→ What is required:
Reproduce all the lines exactly as they stand, apart from the pictures.

→ Records from a dataset:
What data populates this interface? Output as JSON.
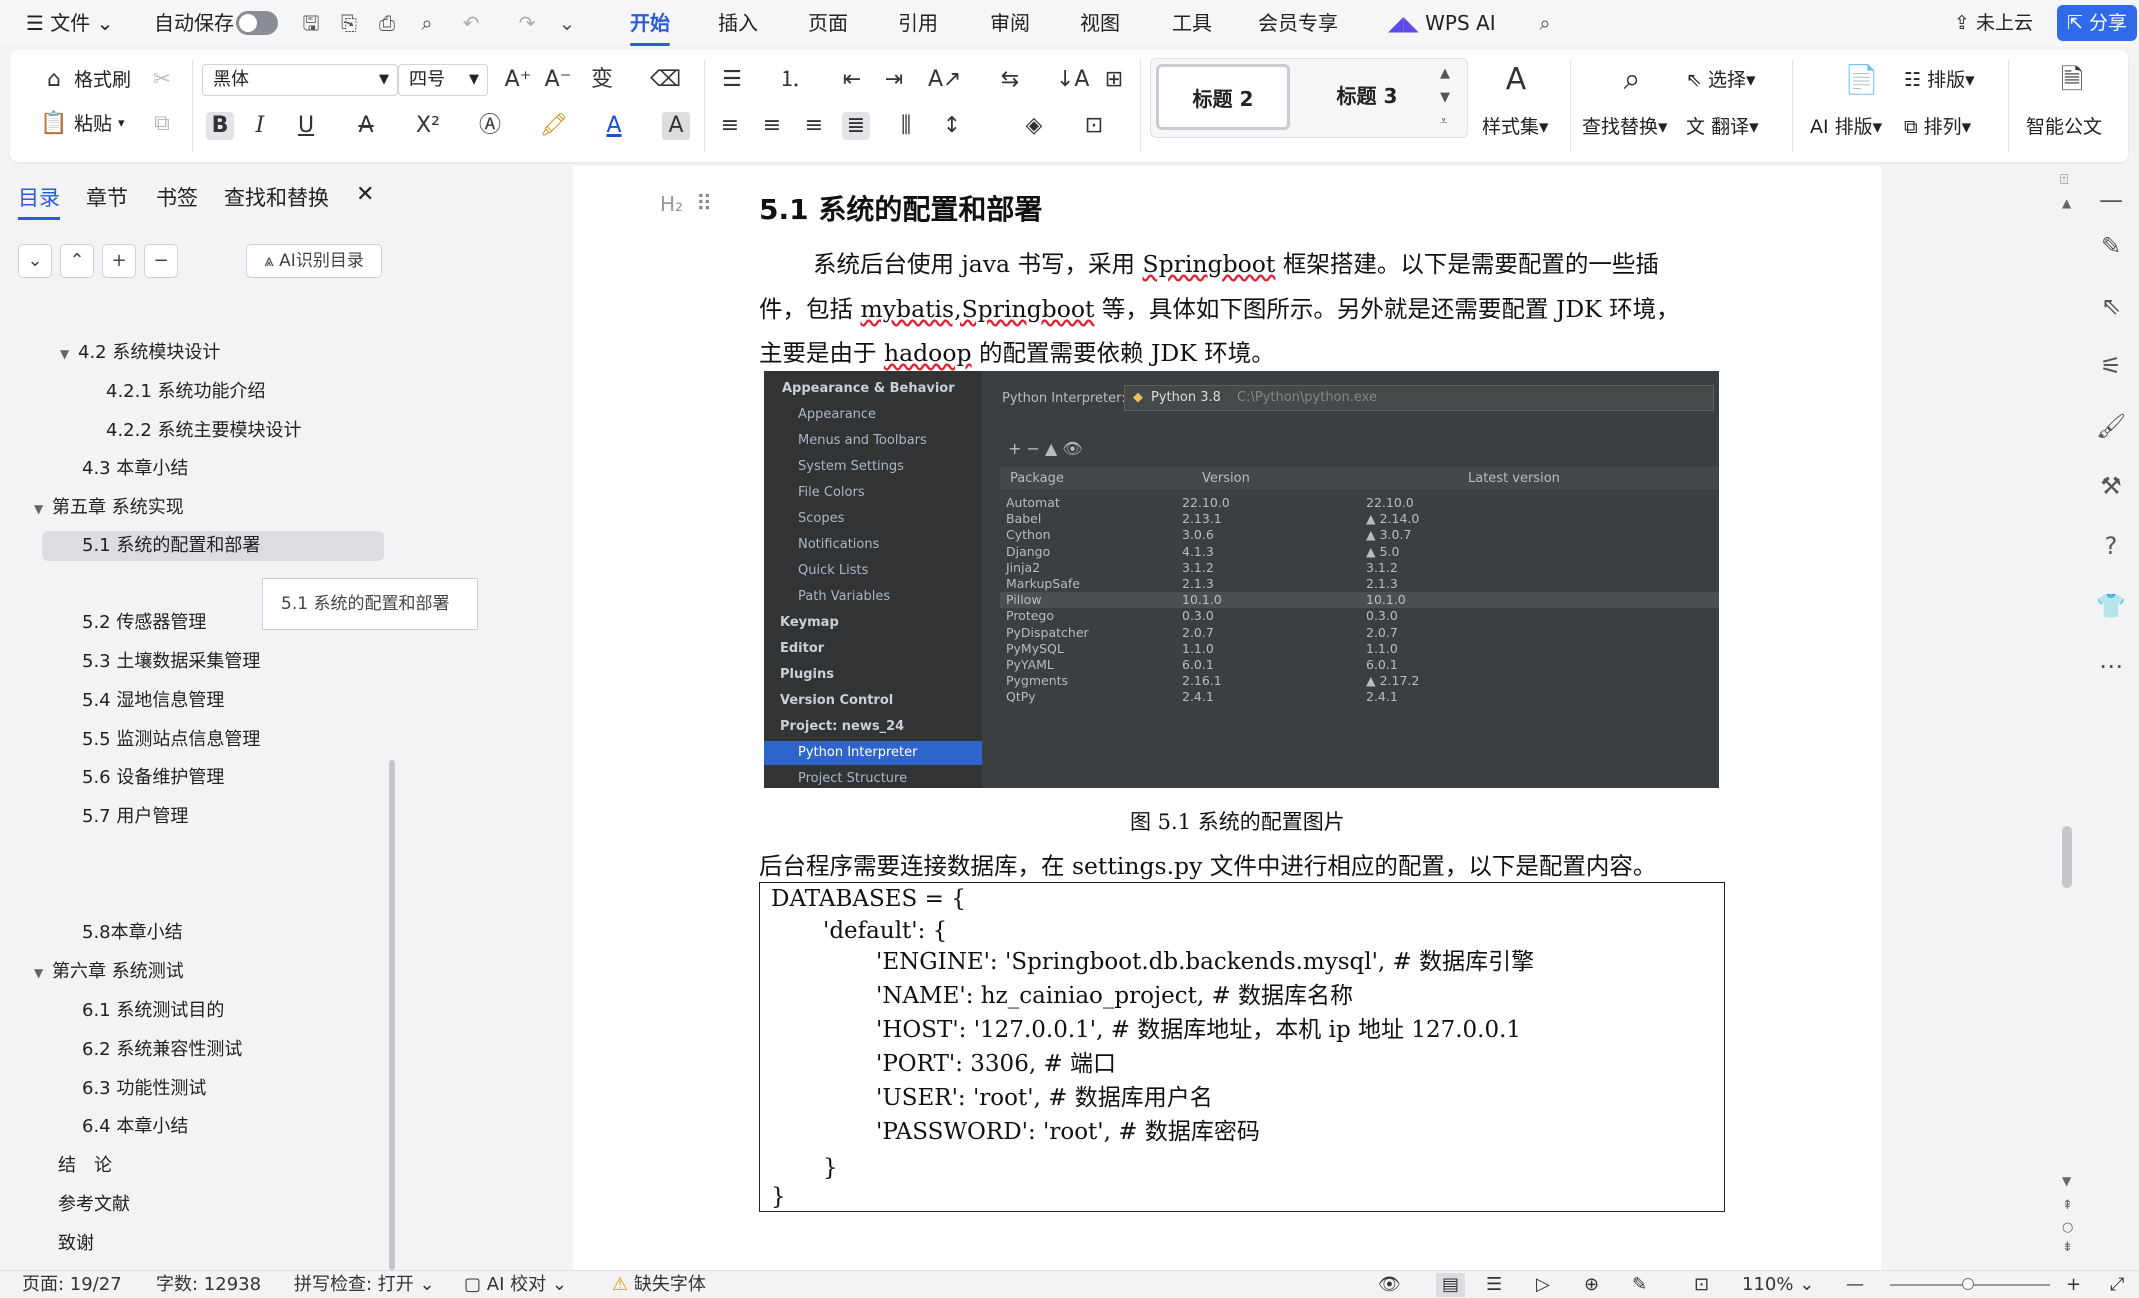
{
  "menubar": {
    "file": "文件",
    "autosave": "自动保存",
    "tabs": [
      "开始",
      "插入",
      "页面",
      "引用",
      "审阅",
      "视图",
      "工具",
      "会员专享"
    ],
    "wps_ai": "WPS AI",
    "cloud": "未上云",
    "share": "分享"
  },
  "ribbon": {
    "format_painter": "格式刷",
    "paste": "粘贴",
    "font_name": "黑体",
    "font_size": "四号",
    "style_h2": "标题 2",
    "style_h3": "标题 3",
    "style_set": "样式集",
    "find_replace": "查找替换",
    "select": "选择",
    "translate": "翻译",
    "ai_layout": "AI 排版",
    "layout": "排版",
    "arrange": "排列",
    "smart_doc": "智能公文"
  },
  "sidebar": {
    "tabs": [
      "目录",
      "章节",
      "书签",
      "查找和替换"
    ],
    "ai_toc": "AI识别目录",
    "tooltip": "5.1 系统的配置和部署",
    "items": [
      {
        "label": "4.2 系统模块设计",
        "expand": "▼"
      },
      {
        "label": "4.2.1 系统功能介绍"
      },
      {
        "label": "4.2.2 系统主要模块设计"
      },
      {
        "label": "4.3 本章小结"
      },
      {
        "label": "第五章 系统实现",
        "expand": "▼"
      },
      {
        "label": "5.1 系统的配置和部署"
      },
      {
        "label": "5.2 传感器管理"
      },
      {
        "label": "5.3 土壤数据采集管理"
      },
      {
        "label": "5.4 湿地信息管理"
      },
      {
        "label": "5.5 监测站点信息管理"
      },
      {
        "label": "5.6 设备维护管理"
      },
      {
        "label": "5.7 用户管理"
      },
      {
        "label": "5.8本章小结"
      },
      {
        "label": "第六章 系统测试",
        "expand": "▼"
      },
      {
        "label": "6.1 系统测试目的"
      },
      {
        "label": "6.2 系统兼容性测试"
      },
      {
        "label": "6.3 功能性测试"
      },
      {
        "label": "6.4 本章小结"
      },
      {
        "label": "结　论"
      },
      {
        "label": "参考文献"
      },
      {
        "label": "致谢"
      }
    ]
  },
  "doc": {
    "heading_marker": "H₂",
    "heading": "5.1  系统的配置和部署",
    "p1_line1_a": "系统后台使用 java 书写，采用 ",
    "p1_line1_u": "Springboot",
    "p1_line1_b": " 框架搭建。以下是需要配置的一些插",
    "p1_line2_a": "件，包括 ",
    "p1_line2_u": "mybatis,Springboot",
    "p1_line2_b": " 等，具体如下图所示。另外就是还需要配置 JDK 环境，",
    "p1_line3_a": "主要是由于 ",
    "p1_line3_u": "hadoop",
    "p1_line3_b": " 的配置需要依赖 JDK 环境。",
    "caption": "图 5.1 系统的配置图片",
    "p2": "后台程序需要连接数据库，在 settings.py 文件中进行相应的配置，以下是配置内容。",
    "code": [
      "DATABASES = {",
      "'default': {",
      "'ENGINE': 'Springboot.db.backends.mysql',       #  数据库引擎",
      "'NAME': hz_cainiao_project, #  数据库名称",
      "'HOST': '127.0.0.1', #  数据库地址，本机  ip  地址  127.0.0.1",
      "'PORT': 3306, #  端口",
      "'USER': 'root',    #  数据库用户名",
      "'PASSWORD': 'root', #  数据库密码",
      "}",
      "}"
    ]
  },
  "screenshot": {
    "side": [
      {
        "label": "Appearance & Behavior",
        "bold": true,
        "indent": 0
      },
      {
        "label": "Appearance",
        "indent": 1
      },
      {
        "label": "Menus and Toolbars",
        "indent": 1
      },
      {
        "label": "System Settings",
        "indent": 1
      },
      {
        "label": "File Colors",
        "indent": 1
      },
      {
        "label": "Scopes",
        "indent": 1
      },
      {
        "label": "Notifications",
        "indent": 1
      },
      {
        "label": "Quick Lists",
        "indent": 1
      },
      {
        "label": "Path Variables",
        "indent": 1
      },
      {
        "label": "Keymap",
        "bold": true,
        "indent": 0
      },
      {
        "label": "Editor",
        "bold": true,
        "indent": 0
      },
      {
        "label": "Plugins",
        "bold": true,
        "indent": 0
      },
      {
        "label": "Version Control",
        "bold": true,
        "indent": 0
      },
      {
        "label": "Project: news_24",
        "bold": true,
        "indent": 0
      },
      {
        "label": "Python Interpreter",
        "indent": 1,
        "selected": true
      },
      {
        "label": "Project Structure",
        "indent": 1
      }
    ],
    "interp_label": "Python Interpreter:",
    "interp_value": "Python 3.8",
    "interp_path": "C:\\Python\\python.exe",
    "headers": [
      "Package",
      "Version",
      "Latest version"
    ],
    "rows": [
      [
        "Automat",
        "22.10.0",
        "22.10.0"
      ],
      [
        "Babel",
        "2.13.1",
        "▲ 2.14.0"
      ],
      [
        "Cython",
        "3.0.6",
        "▲ 3.0.7"
      ],
      [
        "Django",
        "4.1.3",
        "▲ 5.0"
      ],
      [
        "Jinja2",
        "3.1.2",
        "3.1.2"
      ],
      [
        "MarkupSafe",
        "2.1.3",
        "2.1.3"
      ],
      [
        "Pillow",
        "10.1.0",
        "10.1.0"
      ],
      [
        "Protego",
        "0.3.0",
        "0.3.0"
      ],
      [
        "PyDispatcher",
        "2.0.7",
        "2.0.7"
      ],
      [
        "PyMySQL",
        "1.1.0",
        "1.1.0"
      ],
      [
        "PyYAML",
        "6.0.1",
        "6.0.1"
      ],
      [
        "Pygments",
        "2.16.1",
        "▲ 2.17.2"
      ],
      [
        "QtPy",
        "2.4.1",
        "2.4.1"
      ]
    ]
  },
  "status": {
    "page": "页面: 19/27",
    "words": "字数: 12938",
    "spell": "拼写检查: 打开",
    "ai_check": "AI 校对",
    "missing_font": "缺失字体",
    "zoom": "110%"
  }
}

→ Right answer:
What data populates this interface? Output as JSON.
{
  "menubar": {
    "file": "文件",
    "autosave": "自动保存",
    "tabs": [
      "开始",
      "插入",
      "页面",
      "引用",
      "审阅",
      "视图",
      "工具",
      "会员专享"
    ],
    "wps_ai": "WPS AI",
    "cloud": "未上云",
    "share": "分享"
  },
  "ribbon": {
    "format_painter": "格式刷",
    "paste": "粘贴",
    "font_name": "黑体",
    "font_size": "四号",
    "style_h2": "标题 2",
    "style_h3": "标题 3",
    "style_set": "样式集",
    "find_replace": "查找替换",
    "select": "选择",
    "translate": "翻译",
    "ai_layout": "AI 排版",
    "layout": "排版",
    "arrange": "排列",
    "smart_doc": "智能公文"
  },
  "sidebar": {
    "tabs": [
      "目录",
      "章节",
      "书签",
      "查找和替换"
    ],
    "ai_toc": "AI识别目录",
    "tooltip": "5.1 系统的配置和部署",
    "items": [
      {
        "label": "4.2 系统模块设计",
        "expand": "▼"
      },
      {
        "label": "4.2.1 系统功能介绍"
      },
      {
        "label": "4.2.2 系统主要模块设计"
      },
      {
        "label": "4.3 本章小结"
      },
      {
        "label": "第五章 系统实现",
        "expand": "▼"
      },
      {
        "label": "5.1 系统的配置和部署"
      },
      {
        "label": "5.2 传感器管理"
      },
      {
        "label": "5.3 土壤数据采集管理"
      },
      {
        "label": "5.4 湿地信息管理"
      },
      {
        "label": "5.5 监测站点信息管理"
      },
      {
        "label": "5.6 设备维护管理"
      },
      {
        "label": "5.7 用户管理"
      },
      {
        "label": "5.8本章小结"
      },
      {
        "label": "第六章 系统测试",
        "expand": "▼"
      },
      {
        "label": "6.1 系统测试目的"
      },
      {
        "label": "6.2 系统兼容性测试"
      },
      {
        "label": "6.3 功能性测试"
      },
      {
        "label": "6.4 本章小结"
      },
      {
        "label": "结　论"
      },
      {
        "label": "参考文献"
      },
      {
        "label": "致谢"
      }
    ]
  },
  "doc": {
    "heading_marker": "H₂",
    "heading": "5.1  系统的配置和部署",
    "p1_line1_a": "系统后台使用 java 书写，采用 ",
    "p1_line1_u": "Springboot",
    "p1_line1_b": " 框架搭建。以下是需要配置的一些插",
    "p1_line2_a": "件，包括 ",
    "p1_line2_u": "mybatis,Springboot",
    "p1_line2_b": " 等，具体如下图所示。另外就是还需要配置 JDK 环境，",
    "p1_line3_a": "主要是由于 ",
    "p1_line3_u": "hadoop",
    "p1_line3_b": " 的配置需要依赖 JDK 环境。",
    "caption": "图 5.1 系统的配置图片",
    "p2": "后台程序需要连接数据库，在 settings.py 文件中进行相应的配置，以下是配置内容。",
    "code": [
      "DATABASES = {",
      "'default': {",
      "'ENGINE': 'Springboot.db.backends.mysql',       #  数据库引擎",
      "'NAME': hz_cainiao_project, #  数据库名称",
      "'HOST': '127.0.0.1', #  数据库地址，本机  ip  地址  127.0.0.1",
      "'PORT': 3306, #  端口",
      "'USER': 'root',    #  数据库用户名",
      "'PASSWORD': 'root', #  数据库密码",
      "}",
      "}"
    ]
  },
  "screenshot": {
    "side": [
      {
        "label": "Appearance & Behavior",
        "bold": true,
        "indent": 0
      },
      {
        "label": "Appearance",
        "indent": 1
      },
      {
        "label": "Menus and Toolbars",
        "indent": 1
      },
      {
        "label": "System Settings",
        "indent": 1
      },
      {
        "label": "File Colors",
        "indent": 1
      },
      {
        "label": "Scopes",
        "indent": 1
      },
      {
        "label": "Notifications",
        "indent": 1
      },
      {
        "label": "Quick Lists",
        "indent": 1
      },
      {
        "label": "Path Variables",
        "indent": 1
      },
      {
        "label": "Keymap",
        "bold": true,
        "indent": 0
      },
      {
        "label": "Editor",
        "bold": true,
        "indent": 0
      },
      {
        "label": "Plugins",
        "bold": true,
        "indent": 0
      },
      {
        "label": "Version Control",
        "bold": true,
        "indent": 0
      },
      {
        "label": "Project: news_24",
        "bold": true,
        "indent": 0
      },
      {
        "label": "Python Interpreter",
        "indent": 1,
        "selected": true
      },
      {
        "label": "Project Structure",
        "indent": 1
      }
    ],
    "interp_label": "Python Interpreter:",
    "interp_value": "Python 3.8",
    "interp_path": "C:\\Python\\python.exe",
    "headers": [
      "Package",
      "Version",
      "Latest version"
    ],
    "rows": [
      [
        "Automat",
        "22.10.0",
        "22.10.0"
      ],
      [
        "Babel",
        "2.13.1",
        "▲ 2.14.0"
      ],
      [
        "Cython",
        "3.0.6",
        "▲ 3.0.7"
      ],
      [
        "Django",
        "4.1.3",
        "▲ 5.0"
      ],
      [
        "Jinja2",
        "3.1.2",
        "3.1.2"
      ],
      [
        "MarkupSafe",
        "2.1.3",
        "2.1.3"
      ],
      [
        "Pillow",
        "10.1.0",
        "10.1.0"
      ],
      [
        "Protego",
        "0.3.0",
        "0.3.0"
      ],
      [
        "PyDispatcher",
        "2.0.7",
        "2.0.7"
      ],
      [
        "PyMySQL",
        "1.1.0",
        "1.1.0"
      ],
      [
        "PyYAML",
        "6.0.1",
        "6.0.1"
      ],
      [
        "Pygments",
        "2.16.1",
        "▲ 2.17.2"
      ],
      [
        "QtPy",
        "2.4.1",
        "2.4.1"
      ]
    ]
  },
  "status": {
    "page": "页面: 19/27",
    "words": "字数: 12938",
    "spell": "拼写检查: 打开",
    "ai_check": "AI 校对",
    "missing_font": "缺失字体",
    "zoom": "110%"
  }
}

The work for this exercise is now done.